--- START OF Passage given ---

I'm seriously curious, is this the first time this link is being submitted?
Frequently, I try to submit a link, and it shows up as having been submitted. And I'm quite certain a tool as popular as fd has been featured on hn before. So either, somehow this particular link has never been submitted (doubtful), hn allows resubmitting a link after some amount of time, or the link resubmit prevention logic doesn't apply to certain users?
Usually when I can't be bothered to remind myself the syntax for find, my go to these days is `echo **/*pattern*`. Of course, this is mainly just for small searches.
This didn't really sound like something I need until I got to the `{.}` syntax, which solves a problem I was just trying and failing to solve with gnu find ten minutes ago (namely that there seems to be no convenient way to use the basename of the match in an exec statement, eg. bash's `${file##*.}` syntax).
Well this is saving me a ton of time as I'm basically migrating UID ownership of files for NFS shares that dates back to the 90's. According to my rough benchmarks between find and fd, fd is ~3 times faster.
How does it run faster than find? Can I manually implement that speedup using standard unix tools? I need to run find a lot on many machines I don't have access to install anything on.
You can speed up grep by using 'xargs' or 'parallel' because searching tends to be the bottleneck.
But for 'find', the bottleneck tends to be directory traversal itself. It's hard to speed that up outside of the tool. fd's directory traversal is itself parallelized.
The other reason why 'fd' might be faster than a similar 'find' command is that 'fd' respects your gitignore rules automatically and skips hidden files/directories. You could approximate that with 'find' by porting your gitignore rules to 'find' filters. You could also say that this is comparing apples-to-oranges, which is true, but only from the perspective of comparing equivalent workloads. From the perspective of the user experience, it's absolutely a valid comparison.
I don't like find. Nor do I like vi (not vim, vi) and/or maybe others. I don't wish to stamp on someone's parade who's more accomplished than I am. But I think these "new" tools miss the point.

--- END OF Passage given ---

### Set exercise 1
In the thread about fd, what does it say tends to be the bottleneck for find?
### Set exercise 2
Continue the thread about fd from its last comment.

--- START OF Raw data ---

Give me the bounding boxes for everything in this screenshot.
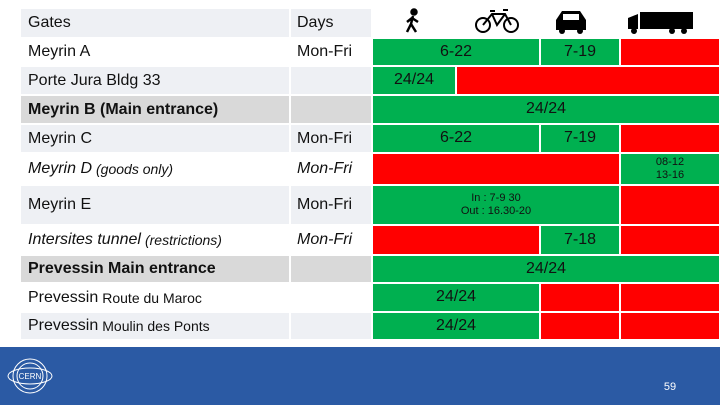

--- END OF Raw data ---

### Right answer 1
Directory traversal itself.

### Right answer 2
I use vi because I know it exists on every(?) system ever. It's not like I go out of my way seeking vi. I feel the feeling is similar for find. It works. It works well. It works the same on all systems I work on.
Would I go out of my way to install find on my system? Probably not.
They don't miss the point. We're well aware they aren't ubiquitous and that is indeed one of their costs.[1]
If the old tools are working well for you, then keep using them! I used plain grep for well over a decade before writing ripgrep. Hell, sometimes I still use grep for precisely the reason you describe: it is ubiquitous.
Also, not every grep behaves the same. Not even close. Unless you're being paranoid about how you use grep, it's likely you've used some feature that isn't in POSIX and thus isn't portable.
Uniquity and portability aren't "the point." Uniquity is a benefit and portability can be a benefit or a cost, depending on how you look at it.
I should have phrased this as a question, instead of being dismissively declarative.
>If, upon hearing that "ripgrep can replace grep," you actually hear, "ripgrep can be used in every instance grep can be used, in exactly the same way, for the same use cases, with exactly the same bug-for-bug behavior," then no, ripgrep trivially cannot replace grep. Moreover, ripgrep will never replace grep. If, upon hearing that "ripgrep can replace grep," you actually hear, "ripgrep can replace grep in some cases and not in other use cases," then yes, that is indeed true!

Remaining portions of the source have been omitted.